* _SET EXERCISE_
Copy every line of the listing that holds the string "ACRES".

Figure data in JSON

-*-

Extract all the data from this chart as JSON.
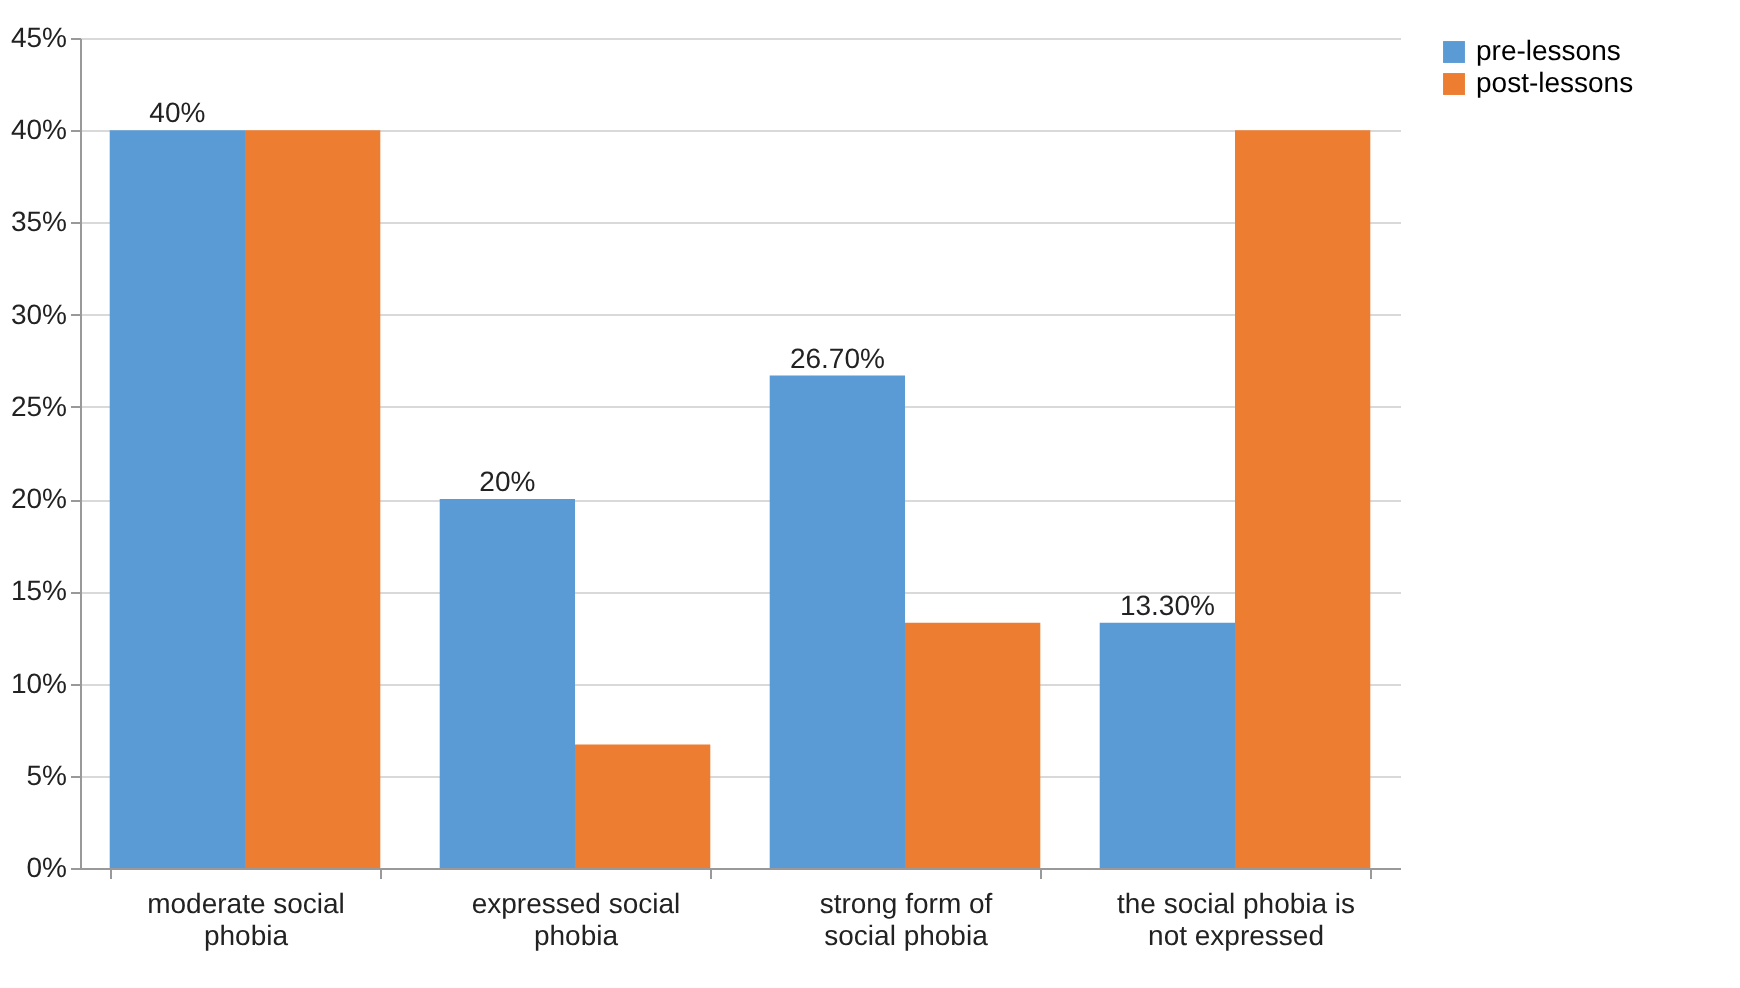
{
  "chart_data": {
    "type": "bar",
    "categories": [
      "moderate social phobia",
      "expressed social phobia",
      "strong form of social phobia",
      "the social phobia is not expressed"
    ],
    "series": [
      {
        "name": "pre-lessons",
        "color": "#5b9bd5",
        "values": [
          40,
          20,
          26.7,
          13.3
        ],
        "value_labels": [
          "40%",
          "20%",
          "26.70%",
          "13.30%"
        ]
      },
      {
        "name": "post-lessons",
        "color": "#ed7d31",
        "values": [
          40,
          6.7,
          13.3,
          40
        ]
      }
    ],
    "ylim": [
      0,
      45
    ],
    "yticks": [
      {
        "value": 0,
        "label": "0%"
      },
      {
        "value": 5,
        "label": "5%"
      },
      {
        "value": 10,
        "label": "10%"
      },
      {
        "value": 15,
        "label": "15%"
      },
      {
        "value": 20,
        "label": "20%"
      },
      {
        "value": 25,
        "label": "25%"
      },
      {
        "value": 30,
        "label": "30%"
      },
      {
        "value": 35,
        "label": "35%"
      },
      {
        "value": 40,
        "label": "40%"
      },
      {
        "value": 45,
        "label": "45%"
      }
    ],
    "grid": "y",
    "legend": "right"
  }
}
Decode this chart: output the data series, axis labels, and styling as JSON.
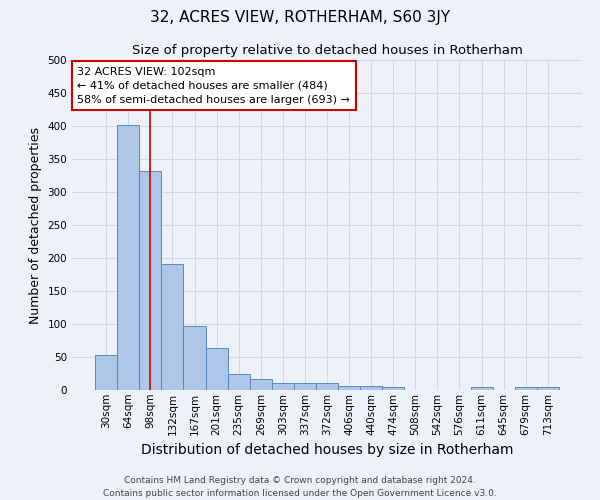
{
  "title": "32, ACRES VIEW, ROTHERHAM, S60 3JY",
  "subtitle": "Size of property relative to detached houses in Rotherham",
  "xlabel": "Distribution of detached houses by size in Rotherham",
  "ylabel": "Number of detached properties",
  "categories": [
    "30sqm",
    "64sqm",
    "98sqm",
    "132sqm",
    "167sqm",
    "201sqm",
    "235sqm",
    "269sqm",
    "303sqm",
    "337sqm",
    "372sqm",
    "406sqm",
    "440sqm",
    "474sqm",
    "508sqm",
    "542sqm",
    "576sqm",
    "611sqm",
    "645sqm",
    "679sqm",
    "713sqm"
  ],
  "values": [
    53,
    402,
    332,
    191,
    97,
    63,
    25,
    16,
    11,
    11,
    11,
    6,
    6,
    5,
    0,
    0,
    0,
    5,
    0,
    5,
    5
  ],
  "bar_color": "#aec6e8",
  "bar_edge_color": "#5589c0",
  "grid_color": "#d0d8e8",
  "bg_color": "#eef2f8",
  "vline_x": 2,
  "vline_color": "#cc0000",
  "annotation_text": "32 ACRES VIEW: 102sqm\n← 41% of detached houses are smaller (484)\n58% of semi-detached houses are larger (693) →",
  "annotation_box_color": "#ffffff",
  "annotation_box_edge": "#cc0000",
  "footer_line1": "Contains HM Land Registry data © Crown copyright and database right 2024.",
  "footer_line2": "Contains public sector information licensed under the Open Government Licence v3.0.",
  "ylim": [
    0,
    500
  ],
  "yticks": [
    0,
    50,
    100,
    150,
    200,
    250,
    300,
    350,
    400,
    450,
    500
  ],
  "title_fontsize": 11,
  "subtitle_fontsize": 9.5,
  "xlabel_fontsize": 10,
  "ylabel_fontsize": 9,
  "tick_fontsize": 7.5,
  "annotation_fontsize": 8,
  "footer_fontsize": 6.5
}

-*-

* _ANSWER TO THIS TASK_
  "title": "32, ACRES VIEW, ROTHERHAM, S60 3JY",
  "annotation_text": "32 ACRES VIEW: 102sqm\n← 41% of detached houses are smaller (484)\n58% of semi-detached houses are larger (693) →",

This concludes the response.